#### REQUEST:
Tally how many lines hold the string "должность". Your reply should be that number alone.

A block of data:

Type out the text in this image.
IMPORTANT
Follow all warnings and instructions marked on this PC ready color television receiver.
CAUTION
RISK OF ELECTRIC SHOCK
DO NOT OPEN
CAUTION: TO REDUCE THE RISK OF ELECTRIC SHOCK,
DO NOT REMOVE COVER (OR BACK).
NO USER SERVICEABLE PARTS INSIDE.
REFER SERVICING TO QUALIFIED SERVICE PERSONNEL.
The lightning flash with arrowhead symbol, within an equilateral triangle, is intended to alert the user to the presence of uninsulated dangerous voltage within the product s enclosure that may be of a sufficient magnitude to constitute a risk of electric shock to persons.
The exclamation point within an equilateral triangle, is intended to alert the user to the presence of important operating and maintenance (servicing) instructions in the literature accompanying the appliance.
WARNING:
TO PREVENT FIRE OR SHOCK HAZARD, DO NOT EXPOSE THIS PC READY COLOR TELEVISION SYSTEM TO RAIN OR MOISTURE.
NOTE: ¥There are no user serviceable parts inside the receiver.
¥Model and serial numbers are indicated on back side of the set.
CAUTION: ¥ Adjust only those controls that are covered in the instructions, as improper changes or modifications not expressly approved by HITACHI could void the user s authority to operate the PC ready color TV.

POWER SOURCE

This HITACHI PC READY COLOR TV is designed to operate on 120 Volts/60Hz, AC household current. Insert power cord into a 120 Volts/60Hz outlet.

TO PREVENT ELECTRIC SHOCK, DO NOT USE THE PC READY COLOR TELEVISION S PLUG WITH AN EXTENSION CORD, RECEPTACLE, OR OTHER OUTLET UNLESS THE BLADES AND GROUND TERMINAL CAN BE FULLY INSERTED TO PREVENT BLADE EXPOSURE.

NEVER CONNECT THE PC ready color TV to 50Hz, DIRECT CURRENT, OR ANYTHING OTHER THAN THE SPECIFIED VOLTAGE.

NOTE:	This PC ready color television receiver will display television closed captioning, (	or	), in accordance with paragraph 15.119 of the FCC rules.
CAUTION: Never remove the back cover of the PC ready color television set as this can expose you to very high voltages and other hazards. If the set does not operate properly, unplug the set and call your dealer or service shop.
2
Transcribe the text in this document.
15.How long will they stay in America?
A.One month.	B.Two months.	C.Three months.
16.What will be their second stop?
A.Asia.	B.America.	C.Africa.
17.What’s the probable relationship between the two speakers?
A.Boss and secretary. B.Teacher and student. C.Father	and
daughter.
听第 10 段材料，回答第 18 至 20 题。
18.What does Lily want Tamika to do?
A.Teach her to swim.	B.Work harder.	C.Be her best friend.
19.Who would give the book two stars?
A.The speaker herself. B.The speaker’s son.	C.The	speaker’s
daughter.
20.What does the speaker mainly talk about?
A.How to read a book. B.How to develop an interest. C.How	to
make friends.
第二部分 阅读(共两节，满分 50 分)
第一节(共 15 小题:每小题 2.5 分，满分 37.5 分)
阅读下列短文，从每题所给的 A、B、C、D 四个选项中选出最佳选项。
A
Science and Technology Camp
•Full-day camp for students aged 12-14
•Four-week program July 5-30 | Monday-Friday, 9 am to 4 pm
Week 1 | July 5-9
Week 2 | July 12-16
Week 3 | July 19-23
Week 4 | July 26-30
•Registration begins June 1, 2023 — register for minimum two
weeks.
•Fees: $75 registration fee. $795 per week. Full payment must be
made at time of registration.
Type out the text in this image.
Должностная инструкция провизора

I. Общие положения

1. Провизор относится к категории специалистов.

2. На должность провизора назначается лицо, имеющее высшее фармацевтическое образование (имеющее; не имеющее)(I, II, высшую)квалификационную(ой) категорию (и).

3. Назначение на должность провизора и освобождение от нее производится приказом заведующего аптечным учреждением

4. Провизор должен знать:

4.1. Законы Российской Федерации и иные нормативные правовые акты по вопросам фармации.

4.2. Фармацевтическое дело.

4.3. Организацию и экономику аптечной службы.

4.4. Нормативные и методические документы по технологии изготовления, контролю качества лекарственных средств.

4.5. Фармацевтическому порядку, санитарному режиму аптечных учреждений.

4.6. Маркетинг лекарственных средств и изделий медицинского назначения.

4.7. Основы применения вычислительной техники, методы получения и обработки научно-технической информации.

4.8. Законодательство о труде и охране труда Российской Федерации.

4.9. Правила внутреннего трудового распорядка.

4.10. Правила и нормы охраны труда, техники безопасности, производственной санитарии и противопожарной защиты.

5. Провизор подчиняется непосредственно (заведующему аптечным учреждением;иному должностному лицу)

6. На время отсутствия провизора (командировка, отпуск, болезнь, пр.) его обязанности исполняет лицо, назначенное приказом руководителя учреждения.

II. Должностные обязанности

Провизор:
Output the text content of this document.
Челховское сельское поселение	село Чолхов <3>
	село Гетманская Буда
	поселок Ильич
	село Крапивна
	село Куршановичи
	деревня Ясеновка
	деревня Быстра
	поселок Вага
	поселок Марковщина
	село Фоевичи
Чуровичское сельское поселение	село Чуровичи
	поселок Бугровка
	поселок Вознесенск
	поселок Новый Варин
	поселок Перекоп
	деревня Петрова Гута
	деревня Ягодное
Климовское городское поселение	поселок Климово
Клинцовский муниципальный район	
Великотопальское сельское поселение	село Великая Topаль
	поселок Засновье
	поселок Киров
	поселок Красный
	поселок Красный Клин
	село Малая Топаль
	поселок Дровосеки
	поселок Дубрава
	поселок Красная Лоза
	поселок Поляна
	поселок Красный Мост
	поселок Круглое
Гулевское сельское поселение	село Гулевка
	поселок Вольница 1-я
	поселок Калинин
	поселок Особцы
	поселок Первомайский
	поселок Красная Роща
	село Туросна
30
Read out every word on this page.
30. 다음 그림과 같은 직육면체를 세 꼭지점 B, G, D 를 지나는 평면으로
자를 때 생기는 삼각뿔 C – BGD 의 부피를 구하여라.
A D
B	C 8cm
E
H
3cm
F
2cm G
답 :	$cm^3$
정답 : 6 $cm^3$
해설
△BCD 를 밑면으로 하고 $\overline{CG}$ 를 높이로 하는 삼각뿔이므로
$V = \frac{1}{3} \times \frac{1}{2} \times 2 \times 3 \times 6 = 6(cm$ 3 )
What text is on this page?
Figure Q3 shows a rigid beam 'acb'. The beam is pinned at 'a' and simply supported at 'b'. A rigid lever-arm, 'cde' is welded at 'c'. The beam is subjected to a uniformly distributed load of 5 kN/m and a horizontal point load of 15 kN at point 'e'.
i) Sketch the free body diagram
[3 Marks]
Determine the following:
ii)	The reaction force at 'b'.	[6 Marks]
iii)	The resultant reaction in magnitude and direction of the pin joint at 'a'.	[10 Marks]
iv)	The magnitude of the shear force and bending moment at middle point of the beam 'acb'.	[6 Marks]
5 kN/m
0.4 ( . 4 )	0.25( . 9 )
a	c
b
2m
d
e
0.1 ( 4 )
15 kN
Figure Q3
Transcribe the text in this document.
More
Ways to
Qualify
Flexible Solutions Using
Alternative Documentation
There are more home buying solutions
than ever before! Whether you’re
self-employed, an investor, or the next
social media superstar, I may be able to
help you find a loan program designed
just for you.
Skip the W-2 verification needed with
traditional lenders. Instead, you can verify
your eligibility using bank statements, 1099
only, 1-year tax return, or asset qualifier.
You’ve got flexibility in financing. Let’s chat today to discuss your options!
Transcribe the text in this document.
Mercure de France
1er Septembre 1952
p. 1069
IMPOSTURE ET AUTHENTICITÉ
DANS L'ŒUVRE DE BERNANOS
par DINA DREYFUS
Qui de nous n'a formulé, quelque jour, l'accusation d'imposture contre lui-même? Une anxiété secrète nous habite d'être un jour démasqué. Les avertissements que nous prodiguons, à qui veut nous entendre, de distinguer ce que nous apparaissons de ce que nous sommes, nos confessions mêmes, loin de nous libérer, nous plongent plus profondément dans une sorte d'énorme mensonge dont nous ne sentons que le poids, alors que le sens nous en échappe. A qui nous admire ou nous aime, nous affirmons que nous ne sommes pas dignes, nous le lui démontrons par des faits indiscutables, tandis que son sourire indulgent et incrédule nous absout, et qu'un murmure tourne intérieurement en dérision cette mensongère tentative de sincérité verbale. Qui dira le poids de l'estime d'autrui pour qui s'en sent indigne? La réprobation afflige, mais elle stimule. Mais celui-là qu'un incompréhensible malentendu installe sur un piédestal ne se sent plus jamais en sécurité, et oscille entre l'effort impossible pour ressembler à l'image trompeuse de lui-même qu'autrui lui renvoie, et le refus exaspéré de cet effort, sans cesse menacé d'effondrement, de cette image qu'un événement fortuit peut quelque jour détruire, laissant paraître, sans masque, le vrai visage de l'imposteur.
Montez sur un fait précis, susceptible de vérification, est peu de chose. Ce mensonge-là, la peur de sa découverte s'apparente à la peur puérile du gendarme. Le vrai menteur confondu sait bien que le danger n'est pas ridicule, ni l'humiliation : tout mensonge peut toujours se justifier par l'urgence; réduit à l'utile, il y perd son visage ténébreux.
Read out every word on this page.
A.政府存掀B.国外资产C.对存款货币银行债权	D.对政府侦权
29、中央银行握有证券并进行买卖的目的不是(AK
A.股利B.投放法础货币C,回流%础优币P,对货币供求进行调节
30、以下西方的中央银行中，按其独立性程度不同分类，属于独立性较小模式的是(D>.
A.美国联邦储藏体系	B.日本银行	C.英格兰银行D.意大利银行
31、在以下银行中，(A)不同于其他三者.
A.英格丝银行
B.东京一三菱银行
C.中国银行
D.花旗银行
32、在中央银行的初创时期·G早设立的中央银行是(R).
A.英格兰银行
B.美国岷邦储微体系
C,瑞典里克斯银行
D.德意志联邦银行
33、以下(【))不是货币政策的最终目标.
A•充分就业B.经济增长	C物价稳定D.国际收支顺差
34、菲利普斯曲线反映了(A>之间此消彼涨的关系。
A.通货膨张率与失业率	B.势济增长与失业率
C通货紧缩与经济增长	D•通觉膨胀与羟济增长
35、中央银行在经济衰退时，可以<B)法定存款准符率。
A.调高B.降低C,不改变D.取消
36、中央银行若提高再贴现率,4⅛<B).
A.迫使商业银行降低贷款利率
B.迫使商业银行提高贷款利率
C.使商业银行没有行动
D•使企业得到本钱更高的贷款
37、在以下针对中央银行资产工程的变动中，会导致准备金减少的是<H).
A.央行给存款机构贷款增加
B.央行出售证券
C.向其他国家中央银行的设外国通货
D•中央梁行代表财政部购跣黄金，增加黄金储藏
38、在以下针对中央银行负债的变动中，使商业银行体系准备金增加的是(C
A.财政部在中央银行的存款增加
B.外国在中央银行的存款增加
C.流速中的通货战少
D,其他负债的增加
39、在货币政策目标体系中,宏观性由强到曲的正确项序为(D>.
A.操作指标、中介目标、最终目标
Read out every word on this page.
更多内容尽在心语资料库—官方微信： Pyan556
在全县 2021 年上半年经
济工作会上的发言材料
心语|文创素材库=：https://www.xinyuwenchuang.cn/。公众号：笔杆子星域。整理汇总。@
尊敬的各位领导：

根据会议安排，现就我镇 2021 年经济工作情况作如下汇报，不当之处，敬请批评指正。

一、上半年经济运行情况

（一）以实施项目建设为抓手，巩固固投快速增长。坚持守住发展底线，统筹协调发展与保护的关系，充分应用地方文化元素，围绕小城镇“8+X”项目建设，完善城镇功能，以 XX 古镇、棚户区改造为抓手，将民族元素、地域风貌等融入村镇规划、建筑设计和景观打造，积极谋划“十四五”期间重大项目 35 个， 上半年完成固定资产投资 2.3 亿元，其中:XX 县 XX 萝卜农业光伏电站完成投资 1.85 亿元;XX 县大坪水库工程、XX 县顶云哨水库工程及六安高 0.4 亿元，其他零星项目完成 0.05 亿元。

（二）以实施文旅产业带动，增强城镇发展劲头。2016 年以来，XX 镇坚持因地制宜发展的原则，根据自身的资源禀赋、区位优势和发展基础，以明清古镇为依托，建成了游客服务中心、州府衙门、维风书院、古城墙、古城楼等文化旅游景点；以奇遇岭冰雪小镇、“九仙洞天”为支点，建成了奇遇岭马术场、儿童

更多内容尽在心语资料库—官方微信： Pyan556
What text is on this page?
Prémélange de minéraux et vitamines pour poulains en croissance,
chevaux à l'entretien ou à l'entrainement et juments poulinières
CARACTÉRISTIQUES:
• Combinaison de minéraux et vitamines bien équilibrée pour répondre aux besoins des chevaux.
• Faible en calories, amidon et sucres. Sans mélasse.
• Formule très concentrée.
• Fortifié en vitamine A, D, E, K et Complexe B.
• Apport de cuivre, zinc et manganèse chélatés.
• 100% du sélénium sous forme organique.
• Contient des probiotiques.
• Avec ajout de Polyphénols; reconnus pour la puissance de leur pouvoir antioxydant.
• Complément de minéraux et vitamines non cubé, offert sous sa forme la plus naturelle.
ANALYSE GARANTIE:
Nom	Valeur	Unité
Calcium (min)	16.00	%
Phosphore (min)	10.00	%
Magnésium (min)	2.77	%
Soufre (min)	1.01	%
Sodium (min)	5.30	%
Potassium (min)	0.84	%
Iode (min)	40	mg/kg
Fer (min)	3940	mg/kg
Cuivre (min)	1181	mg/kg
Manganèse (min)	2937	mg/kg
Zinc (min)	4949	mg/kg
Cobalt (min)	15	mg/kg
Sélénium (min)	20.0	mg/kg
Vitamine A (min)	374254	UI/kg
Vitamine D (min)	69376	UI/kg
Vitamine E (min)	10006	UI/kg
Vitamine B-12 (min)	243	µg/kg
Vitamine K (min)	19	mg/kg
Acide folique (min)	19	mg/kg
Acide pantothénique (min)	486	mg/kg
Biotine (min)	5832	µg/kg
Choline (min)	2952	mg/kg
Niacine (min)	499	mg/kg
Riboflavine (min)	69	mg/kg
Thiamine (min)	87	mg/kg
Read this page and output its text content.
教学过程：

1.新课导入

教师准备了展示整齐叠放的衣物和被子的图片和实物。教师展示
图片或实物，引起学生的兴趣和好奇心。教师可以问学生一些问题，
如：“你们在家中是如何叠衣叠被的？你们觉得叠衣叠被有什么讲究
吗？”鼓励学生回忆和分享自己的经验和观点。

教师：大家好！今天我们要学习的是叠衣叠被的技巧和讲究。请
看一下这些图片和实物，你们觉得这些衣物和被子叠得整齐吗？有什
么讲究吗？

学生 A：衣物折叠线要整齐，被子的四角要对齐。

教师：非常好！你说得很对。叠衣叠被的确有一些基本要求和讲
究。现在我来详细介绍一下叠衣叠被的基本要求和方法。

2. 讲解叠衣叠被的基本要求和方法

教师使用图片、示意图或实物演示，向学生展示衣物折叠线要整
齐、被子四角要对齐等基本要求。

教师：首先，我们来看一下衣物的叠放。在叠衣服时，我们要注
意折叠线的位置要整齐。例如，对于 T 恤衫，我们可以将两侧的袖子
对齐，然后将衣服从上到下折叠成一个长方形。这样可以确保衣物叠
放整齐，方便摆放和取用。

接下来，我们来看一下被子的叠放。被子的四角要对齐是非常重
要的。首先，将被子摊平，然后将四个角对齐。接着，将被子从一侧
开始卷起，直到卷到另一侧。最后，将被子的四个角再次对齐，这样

#### ANSWER:
2